Work instructions
Reproduce the listing below word for word, with no pictures.

Data excerpts

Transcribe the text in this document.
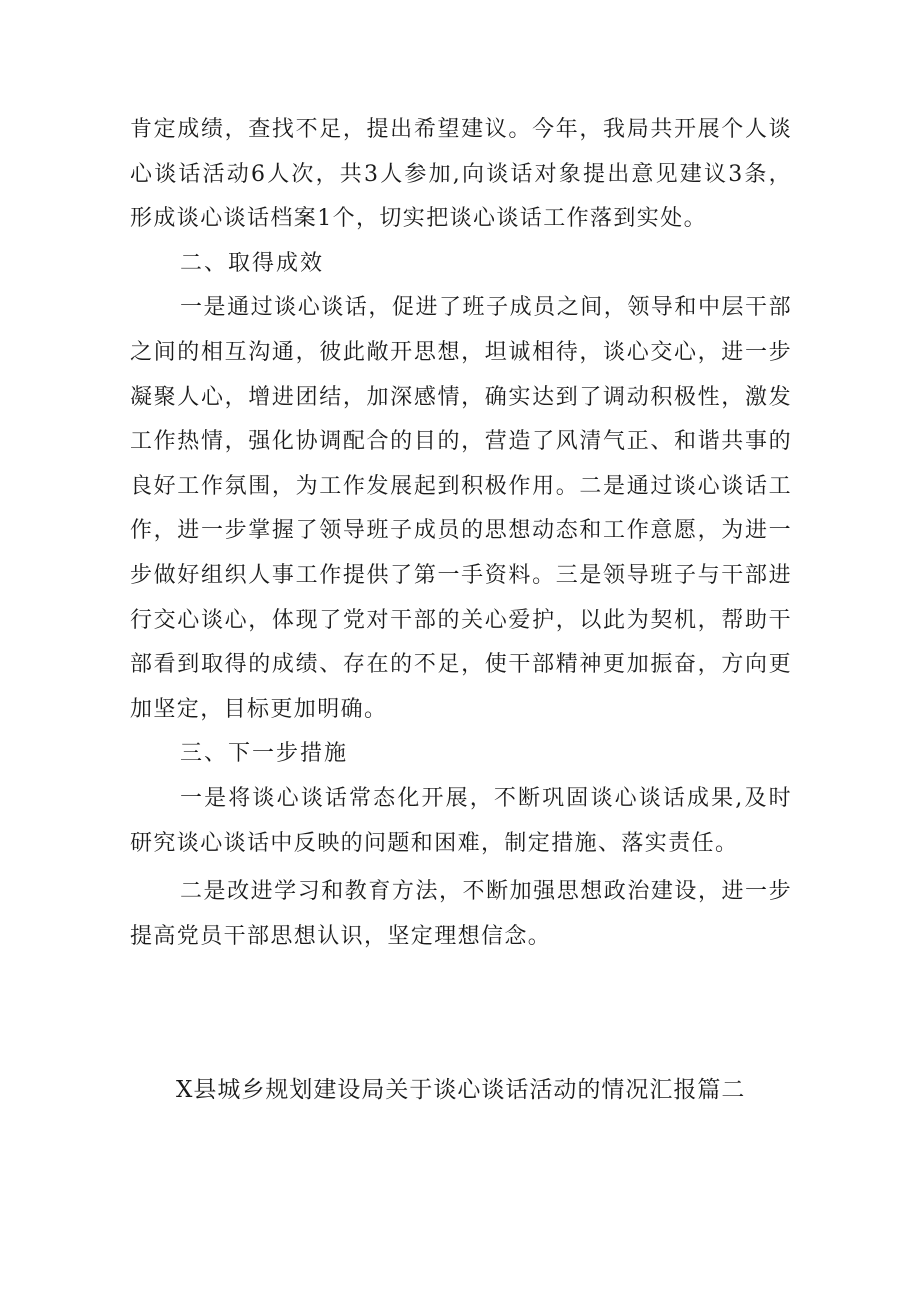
肯定成绩，查找不足，提出希望建议。今年，我局共开展个人谈心谈话活动6人次，共3人参加,向谈话对象提出意见建议3条，形成谈心谈话档案1个，切实把谈心谈话工作落到实处。

二、取得成效

一是通过谈心谈话，促进了班子成员之间，领导和中层干部之间的相互沟通，彼此敞开思想，坦诚相待，谈心交心，进一步凝聚人心，增进团结，加深感情，确实达到了调动积极性，激发工作热情，强化协调配合的目的，营造了风清气正、和谐共事的良好工作氛围，为工作发展起到积极作用。二是通过谈心谈话工作，进一步掌握了领导班子成员的思想动态和工作意愿，为进一步做好组织人事工作提供了第一手资料。三是领导班子与干部进行交心谈心，体现了党对干部的关心爱护，以此为契机，帮助干部看到取得的成绩、存在的不足，使干部精神更加振奋，方向更加坚定，目标更加明确。

三、下一步措施

一是将谈心谈话常态化开展，不断巩固谈心谈话成果,及时研究谈心谈话中反映的问题和困难，制定措施、落实责任。

二是改进学习和教育方法，不断加强思想政治建设，进一步提高党员干部思想认识，坚定理想信念。

X县城乡规划建设局关于谈心谈话活动的情况汇报篇二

Task response
Transcribe the text in this document.
肯定成绩，查找不足，提出希望建议。今年，我局共开展个人谈心谈话活动6人次，共3人参加,向谈话对象提出意见建议3条，形成谈心谈话档案1个，切实把谈心谈话工作落到实处。

二、取得成效

一是通过谈心谈话，促进了班子成员之间，领导和中层干部之间的相互沟通，彼此敞开思想，坦诚相待，谈心交心，进一步凝聚人心，增进团结，加深感情，确实达到了调动积极性，激发工作热情，强化协调配合的目的，营造了风清气正、和谐共事的良好工作氛围，为工作发展起到积极作用。二是通过谈心谈话工作，进一步掌握了领导班子成员的思想动态和工作意愿，为进一步做好组织人事工作提供了第一手资料。三是领导班子与干部进行交心谈心，体现了党对干部的关心爱护，以此为契机，帮助干部看到取得的成绩、存在的不足，使干部精神更加振奋，方向更加坚定，目标更加明确。

三、下一步措施

一是将谈心谈话常态化开展，不断巩固谈心谈话成果,及时研究谈心谈话中反映的问题和困难，制定措施、落实责任。

二是改进学习和教育方法，不断加强思想政治建设，进一步提高党员干部思想认识，坚定理想信念。

X县城乡规划建设局关于谈心谈话活动的情况汇报篇二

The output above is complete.